What you are asked to do: Repeat each entry exactly and drop the pictures.

Source material:
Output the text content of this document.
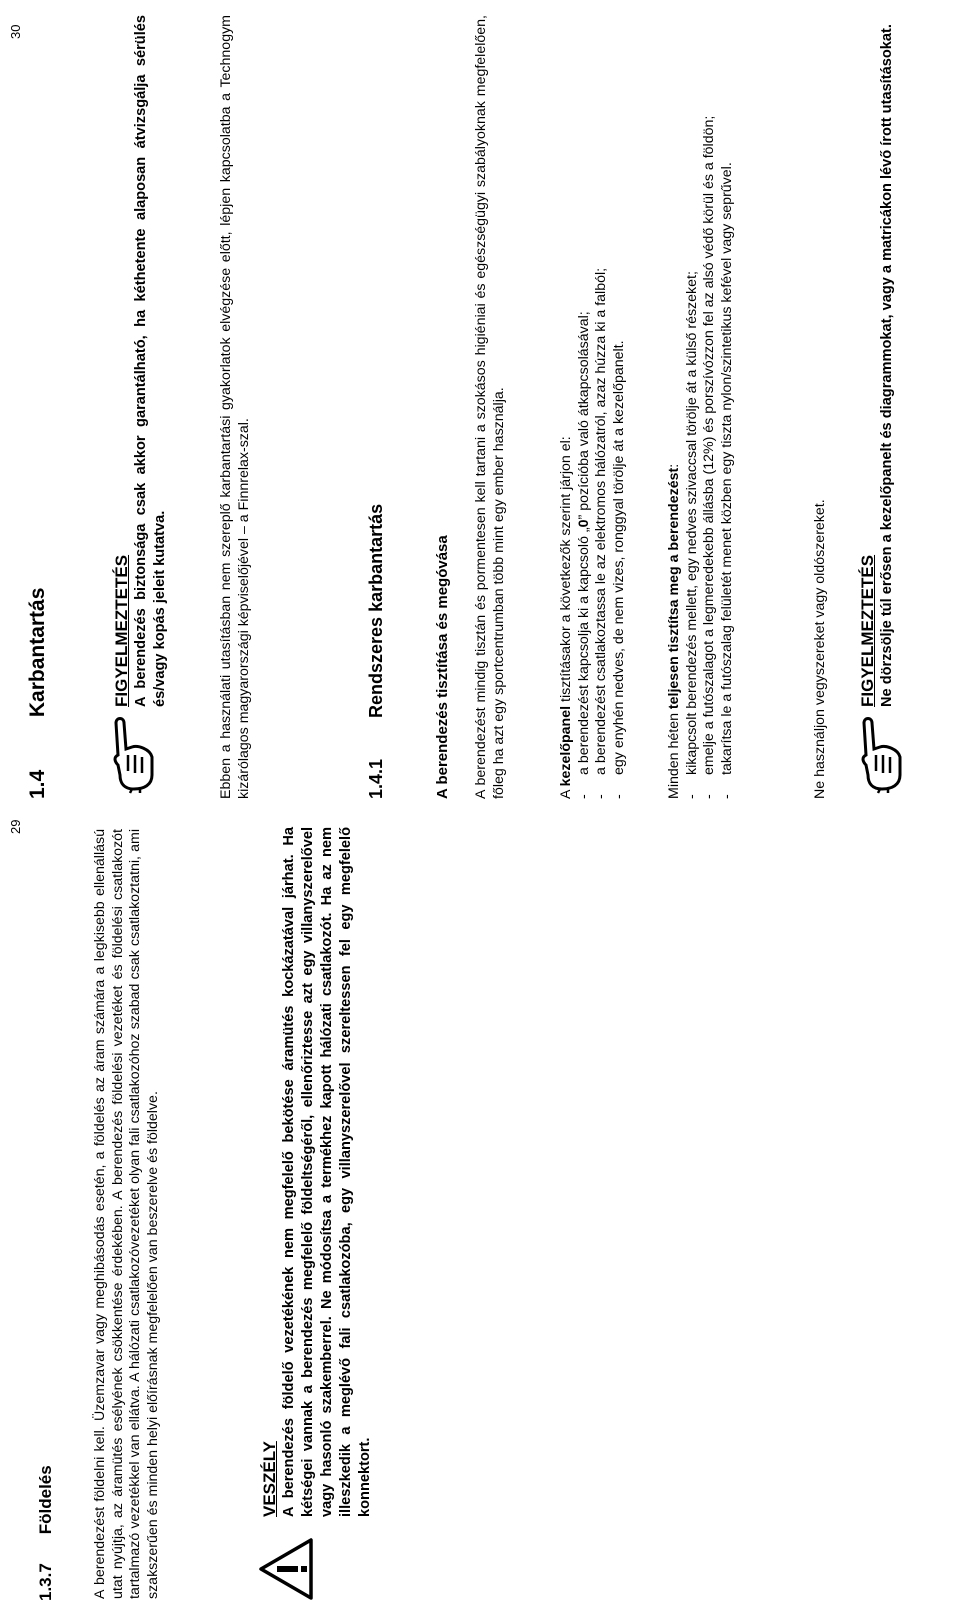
29
1.3.7 Földelés	A berendezést földelni kell. Üzemzavar vagy meghibásodás esetén, a földelés az áram számára a legkisebb ellenállású utat nyújtja, az áramütés esélyének csökkentése érdekében. A berendezés földelési vezetéket és földelési csatlakozót tartalmazó vezetékkel van ellátva. A hálózati csatlakozóvezetéket olyan fali csatlakozóhoz szabad csak csatlakoztatni, ami szakszerűen és minden helyi előírásnak megfelelően van beszerelve és földelve.	VESZÉLY A berendezés földelő vezetékének nem megfelelő bekötése áramütés kockázatával járhat. Ha kétségei vannak a berendezés megfelelő földeltségéről, ellenőriztesse azt egy villanyszerelővel vagy hasonló szakemberrel. Ne módosítsa a termékhez kapott hálózati csatlakozót. Ha az nem illeszkedik a meglévő fali csatlakozóba, egy villanyszerelővel szereltessen fel egy megfelelő konnektort.
30
1.4 Karbantartás	FIGYELMEZTETÉS A berendezés biztonsága csak akkor garantálható, ha kéthetente alaposan átvizsgálja sérülés és/vagy kopás jeleit kutatva.	Ebben a használati utasításban nem szereplő karbantartási gyakorlatok elvégzése előtt, lépjen kapcsolatba a Technogym kizárólagos magyarországi képviselőjével – a Finnrelax-szal.	1.4.1 Rendszeres karbantartás	A berendezés tisztítása és megóvása A berendezést mindig tisztán és pormentesen kell tartani a szokásos higiéniai és egészségügyi szabályoknak megfelelően, főleg ha azt egy sportcentrumban több mint egy ember használja.	A kezelőpanel tisztításakor a következők szerint járjon el: - a berendezést kapcsolja ki a kapcsoló „0” pozícióba való átkapcsolásával; - a berendezést csatlakoztassa le az elektromos hálózatról, azaz húzza ki a falból; - egy enyhén nedves, de nem vizes, ronggyal törölje át a kezelőpanelt.	Minden héten teljesen tisztítsa meg a berendezést: - kikapcsolt berendezés mellett, egy nedves szivaccsal törölje át a külső részeket; - emelje a futószalagot a legmeredekebb állásba (12%) és porszívózzon fel az alsó védő körül és a földön; - takarítsa le a futószalag felületét menet közben egy tiszta nylon/szintetikus kefével vagy seprűvel.	Ne használjon vegyszereket vagy oldószereket. FIGYELMEZTETÉS Ne dörzsölje túl erősen a kezelőpanelt és diagrammokat, vagy a matricákon lévő írott utasításokat.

Result:
Output the text content of this document.
29
1.3.7 Földelés	A berendezést földelni kell. Üzemzavar vagy meghibásodás esetén, a földelés az áram számára a legkisebb ellenállású utat nyújtja, az áramütés esélyének csökkentése érdekében. A berendezés földelési vezetéket és földelési csatlakozót tartalmazó vezetékkel van ellátva. A hálózati csatlakozóvezetéket olyan fali csatlakozóhoz szabad csak csatlakoztatni, ami szakszerűen és minden helyi előírásnak megfelelően van beszerelve és földelve.	VESZÉLY A berendezés földelő vezetékének nem megfelelő bekötése áramütés kockázatával járhat. Ha kétségei vannak a berendezés megfelelő földeltségéről, ellenőriztesse azt egy villanyszerelővel vagy hasonló szakemberrel. Ne módosítsa a termékhez kapott hálózati csatlakozót. Ha az nem illeszkedik a meglévő fali csatlakozóba, egy villanyszerelővel szereltessen fel egy megfelelő konnektort.
30
1.4 Karbantartás	FIGYELMEZTETÉS A berendezés biztonsága csak akkor garantálható, ha kéthetente alaposan átvizsgálja sérülés és/vagy kopás jeleit kutatva.	Ebben a használati utasításban nem szereplő karbantartási gyakorlatok elvégzése előtt, lépjen kapcsolatba a Technogym kizárólagos magyarországi képviselőjével – a Finnrelax-szal.	1.4.1 Rendszeres karbantartás	A berendezés tisztítása és megóvása A berendezést mindig tisztán és pormentesen kell tartani a szokásos higiéniai és egészségügyi szabályoknak megfelelően, főleg ha azt egy sportcentrumban több mint egy ember használja.	A kezelőpanel tisztításakor a következők szerint járjon el: - a berendezést kapcsolja ki a kapcsoló „0” pozícióba való átkapcsolásával; - a berendezést csatlakoztassa le az elektromos hálózatról, azaz húzza ki a falból; - egy enyhén nedves, de nem vizes, ronggyal törölje át a kezelőpanelt.	Minden héten teljesen tisztítsa meg a berendezést: - kikapcsolt berendezés mellett, egy nedves szivaccsal törölje át a külső részeket; - emelje a futószalagot a legmeredekebb állásba (12%) és porszívózzon fel az alsó védő körül és a földön; - takarítsa le a futószalag felületét menet közben egy tiszta nylon/szintetikus kefével vagy seprűvel.	Ne használjon vegyszereket vagy oldószereket. FIGYELMEZTETÉS Ne dörzsölje túl erősen a kezelőpanelt és diagrammokat, vagy a matricákon lévő írott utasításokat.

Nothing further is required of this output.